[Exercise goal]
Pick out each line with the word "time" from the material that follows.

[Record extracts]

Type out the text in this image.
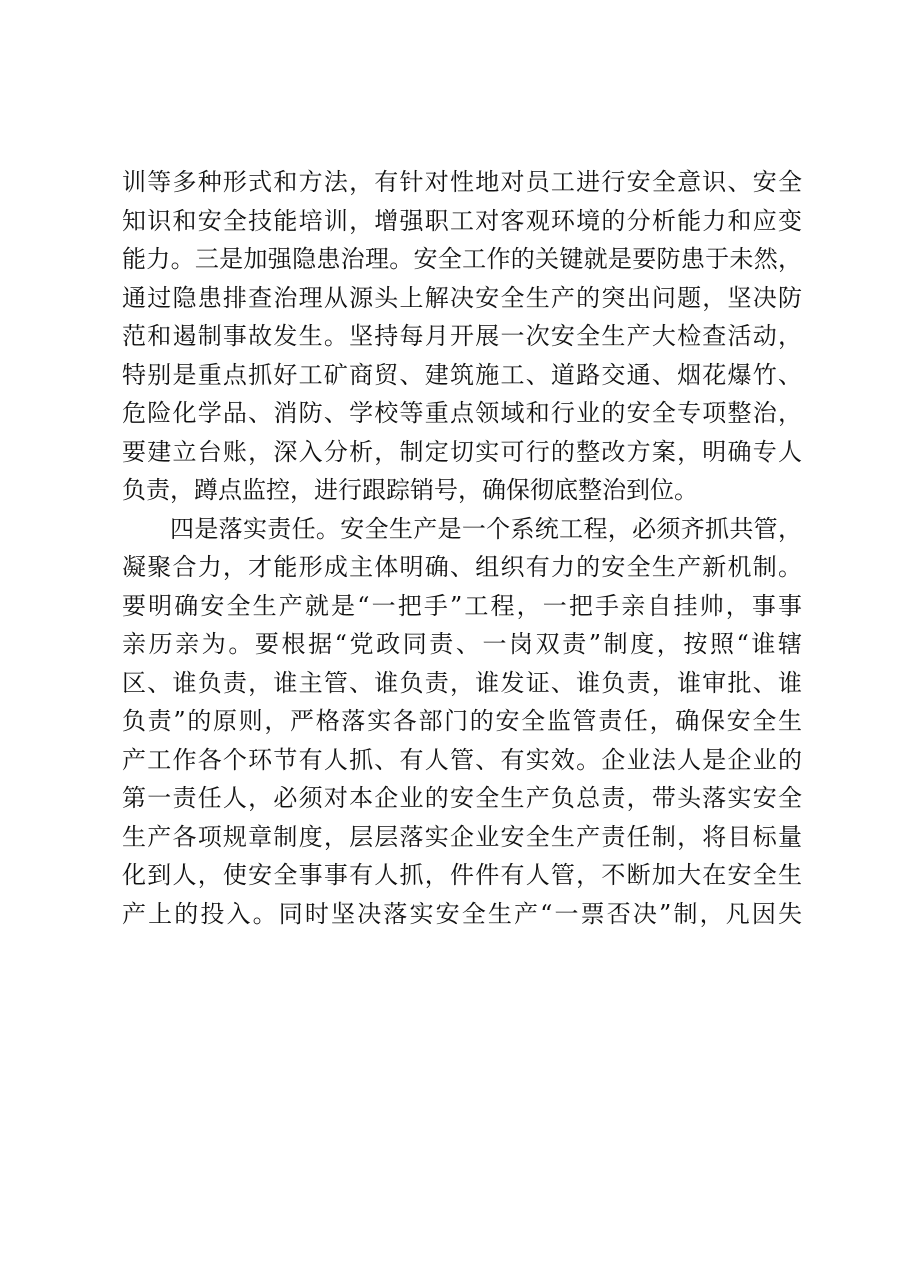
训等多种形式和方法，有针对性地对员工进行安全意识、安全
知识和安全技能培训，增强职工对客观环境的分析能力和应变
能力。三是加强隐患治理。安全工作的关键就是要防患于未然，
通过隐患排查治理从源头上解决安全生产的突出问题，坚决防
范和遏制事故发生。坚持每月开展一次安全生产大检查活动，
特别是重点抓好工矿商贸、建筑施工、道路交通、烟花爆竹、
危险化学品、消防、学校等重点领域和行业的安全专项整治，
要建立台账，深入分析，制定切实可行的整改方案，明确专人
负责，蹲点监控，进行跟踪销号，确保彻底整治到位。
四是落实责任。安全生产是一个系统工程，必须齐抓共管，
凝聚合力，才能形成主体明确、组织有力的安全生产新机制。
要明确安全生产就是“一把手”工程，一把手亲自挂帅，事事
亲历亲为。要根据“党政同责、一岗双责”制度，按照“谁辖
区、谁负责，谁主管、谁负责，谁发证、谁负责，谁审批、谁
负责”的原则，严格落实各部门的安全监管责任，确保安全生
产工作各个环节有人抓、有人管、有实效。企业法人是企业的
第一责任人，必须对本企业的安全生产负总责，带头落实安全
生产各项规章制度，层层落实企业安全生产责任制，将目标量
化到人，使安全事事有人抓，件件有人管，不断加大在安全生
产上的投入。同时坚决落实安全生产“一票否决”制，凡因失
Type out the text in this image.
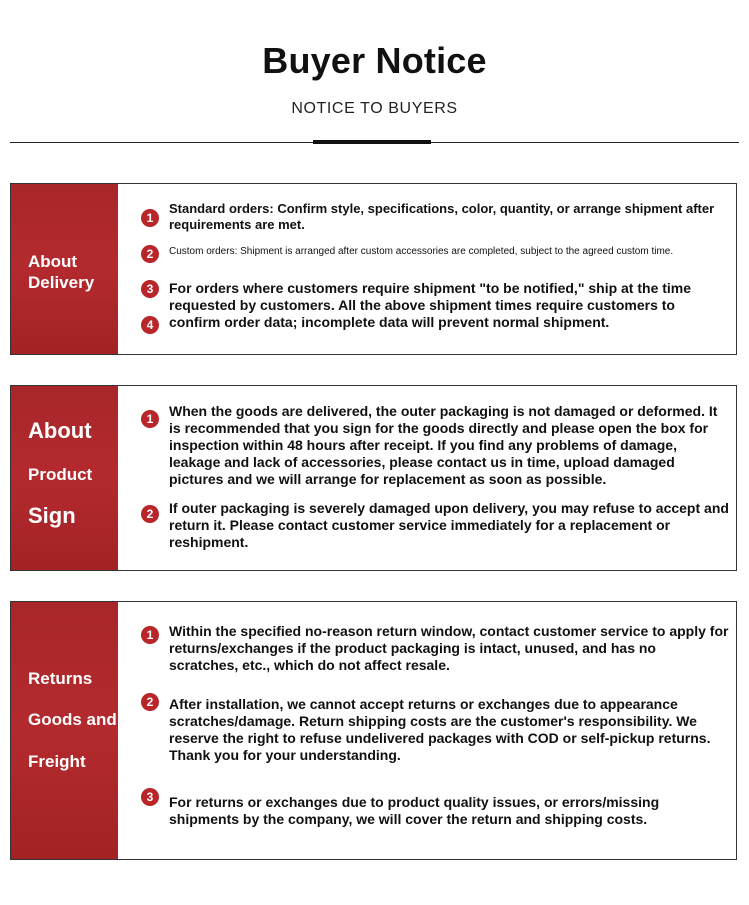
Buyer Notice
NOTICE TO BUYERS
About
Delivery
1
Standard orders: Confirm style, specifications, color, quantity, or arrange shipment after requirements are met.
2	Custom orders: Shipment is arranged after custom accessories are completed, subject to the agreed custom time.
3	For orders where customers require shipment "to be notified," ship at the time requested by customers. All the above shipment times require customers to confirm order data; incomplete data will prevent normal shipment.
4
About
Product
Sign
1	When the goods are delivered, the outer packaging is not damaged or deformed. It is recommended that you sign for the goods directly and please open the box for inspection within 48 hours after receipt. If you find any problems of damage, leakage and lack of accessories, please contact us in time, upload damaged pictures and we will arrange for replacement as soon as possible.
2	If outer packaging is severely damaged upon delivery, you may refuse to accept and return it. Please contact customer service immediately for a replacement or reshipment.
Returns
Goods and
Freight
1	Within the specified no-reason return window, contact customer service to apply for returns/exchanges if the product packaging is intact, unused, and has no scratches, etc., which do not affect resale.
2	After installation, we cannot accept returns or exchanges due to appearance scratches/damage. Return shipping costs are the customer's responsibility. We reserve the right to refuse undelivered packages with COD or self-pickup returns. Thank you for your understanding.
3	For returns or exchanges due to product quality issues, or errors/missing shipments by the company, we will cover the return and shipping costs.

[The reply]
2	Custom orders: Shipment is arranged after custom accessories are completed, subject to the agreed custom time.
3	For orders where customers require shipment "to be notified," ship at the time requested by customers. All the above shipment times require customers to confirm order data; incomplete data will prevent normal shipment.
1	When the goods are delivered, the outer packaging is not damaged or deformed. It is recommended that you sign for the goods directly and please open the box for inspection within 48 hours after receipt. If you find any problems of damage, leakage and lack of accessories, please contact us in time, upload damaged pictures and we will arrange for replacement as soon as possible.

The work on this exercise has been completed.